__Actions to take__.
- A) Translate this sentence from the blog post on grant writing and basketball into Spanish: "The same phenomenon often happens in grant writing."
- B) Reproduce word for word the part of the blog post on grant writing and basketball that runs from "Sure, at this" up to and including "higher, or 14.6%.".

Tag Archives: (i3)

Rock Chalk, Collapse: Another Grant Writing Lesson from Basketball as Seen in the Investing in Innovation (i3) and Administration for Native Americans Social and Economic Development Strategies (ANA SEDS) Programs

For KU basketball fans, the unthinkable happened yesterday. Our beloved Jayhawks, pre-season Number One and end-of-season Number One in the polls, winner of the Big 12 regular season and tournament and picked by the Bracketologist-in-Chief, President Obama, to win the NCAA championship, lost in the second round to the University of Northern Iowa (UNI). Despite all the predictions and prognostications over the past year, KU still had to win its tournament games but ran into a feisty foe in 9th seeded UNI and lost.

Faithful readers will remember that I drew lessons for grant writers from KU’s spectacular championship win two years ago in Rock Chalk, Jayhawk, KU! — Lessons from Basketball for Grant Writers. There is also a significant lesson to be learned from KU’s improbable flop this year. Although KU has been the favorite all year, the would-be NCAA champion must win six games in a row, sometimes against teams like UNI that haven’t gotten the memo saying they can’t win. The same phenomenon often happens in grant writing. Two cases on point:

* Our new-old friend, Investing in Innovation Fund (i3): We’ve blogged about i3 several times. This is an enormous program with huge grants that has been tantalizing LEAs and youth services nonprofits since the Stimulus Bill passed last year. I’ve had lots of recent calls along the lines of, “Will our organization have any chance of funding, since there’ll be so many applicants?” My usual response is more or less the following:

Sure, at this moment, 5,000 organizations probably think they will apply. By the time the May 11 deadline arrives, 2,000 of these will have given up, so maybe 3,000 applications will go in. Since the RFP is fantastically complex, about half of the submitted applications will be thrown out as technically incorrect. The Department of Education says 220 grants will be made. Instead of an individual applicant’s odds of being funded being 4.4%, the odds are probably three times higher, or 14.6%.

__Entries provided__.
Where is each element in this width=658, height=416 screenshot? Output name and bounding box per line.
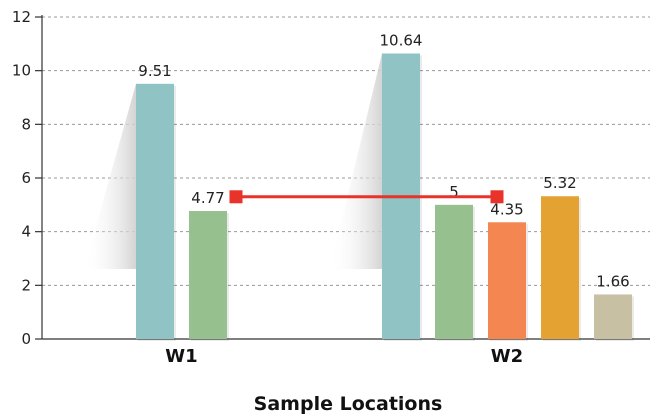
bar [594,294,632,339]
connector-marker [490,190,504,204]
bar [488,222,526,339]
bars [136,53,632,339]
bar-shadow [84,83,136,269]
data-label: 1.66 [596,272,629,290]
data-label: 5 [449,183,459,201]
data-label: 9.51 [138,62,171,80]
data-label: 10.64 [380,31,423,49]
group-label: W1 [165,346,197,367]
y-tick-label: 4 [21,223,31,241]
y-tick-label: 0 [21,330,31,348]
y-tick-label: 8 [21,115,31,133]
connector-marker [229,190,243,204]
bar [541,196,579,339]
y-tick-label: 2 [21,276,31,294]
y-tick-label: 10 [12,62,31,80]
data-labels: 9.51 4.77 W1 10.64 5 4.35 5.32 1.66 W2 [138,31,629,367]
group-label: W2 [491,346,523,367]
data-label: 4.35 [490,200,523,218]
x-axis-title: Sample Locations [254,393,443,415]
y-tick-label: 12 [12,8,31,26]
bar-shadow [330,53,382,269]
bar [136,83,174,339]
y-tick-label: 6 [21,169,31,187]
data-label: 4.77 [191,189,224,207]
bar [189,211,227,339]
connector [229,190,504,204]
bar [435,204,473,339]
data-label: 5.32 [543,174,576,192]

__Problem solutions__.
- A) El mismo fenómeno ocurre a menudo en la redacción de solicitudes de subvenciones.

- B)
Sure, at this moment, 5,000 organizations probably think they will apply. By the time the May 11 deadline arrives, 2,000 of these will have given up, so maybe 3,000 applications will go in. Since the RFP is fantastically complex, about half of the submitted applications will be thrown out as technically incorrect. The Department of Education says 220 grants will be made. Instead of an individual applicant’s odds of being funded being 4.4%, the odds are probably three times higher, or 14.6%.